▶ [Task requirements]:
Wherever "RULE" appears in a line, list that line.

▶ [Information provided]:
# # #

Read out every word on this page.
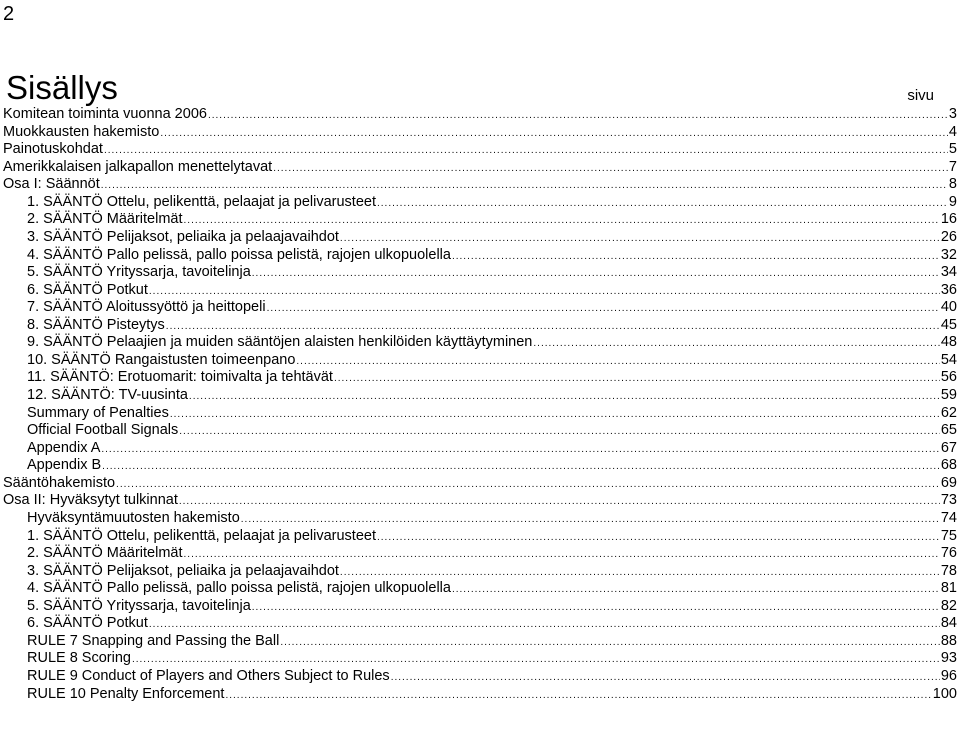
2
Sisällys	sivu
Komitean toiminta vuonna 2006 .....	3
Muokkausten hakemisto .....	4
Painotuskohdat .....	5
Amerikkalaisen jalkapallon menettelytavat .....	7
Osa I: Säännöt .....	8
1. SÄÄNTÖ Ottelu, pelikenttä, pelaajat ja pelivarusteet .....	9
2. SÄÄNTÖ Määritelmät .....	16
3. SÄÄNTÖ Pelijaksot, peliaika ja pelaajavaihdot .....	26
4. SÄÄNTÖ Pallo pelissä, pallo poissa pelistä, rajojen ulkopuolella .....	32
5. SÄÄNTÖ Yrityssarja, tavoitelinja .....	34
6. SÄÄNTÖ Potkut .....	36
7. SÄÄNTÖ Aloitussyöttö ja heittopeli .....	40
8. SÄÄNTÖ Pisteytys .....	45
9. SÄÄNTÖ Pelaajien ja muiden sääntöjen alaisten henkilöiden käyttäytyminen .....	48
10. SÄÄNTÖ Rangaistusten toimeenpano .....	54
11. SÄÄNTÖ: Erotuomarit: toimivalta ja tehtävät .....	56
12. SÄÄNTÖ: TV-uusinta .....	59
Summary of Penalties .....	62
Official Football Signals .....	65
Appendix A .....	67
Appendix B .....	68
Sääntöhakemisto .....	69
Osa II: Hyväksytyt tulkinnat .....	73
Hyväksyntämuutosten hakemisto .....	74
1. SÄÄNTÖ Ottelu, pelikenttä, pelaajat ja pelivarusteet .....	75
2. SÄÄNTÖ Määritelmät .....	76
3. SÄÄNTÖ Pelijaksot, peliaika ja pelaajavaihdot .....	78
4. SÄÄNTÖ Pallo pelissä, pallo poissa pelistä, rajojen ulkopuolella .....	81
5. SÄÄNTÖ Yrityssarja, tavoitelinja .....	82
6. SÄÄNTÖ Potkut .....	84
RULE 7 Snapping and Passing the Ball .....	88
RULE 8 Scoring .....	93
RULE 9 Conduct of Players and Others Subject to Rules .....	96
RULE 10 Penalty Enforcement .....	100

# # #

▶ [Right answer]:
RULE 7 Snapping and Passing the Ball .....	88
RULE 8 Scoring .....	93
RULE 9 Conduct of Players and Others Subject to Rules .....	96
RULE 10 Penalty Enforcement .....	100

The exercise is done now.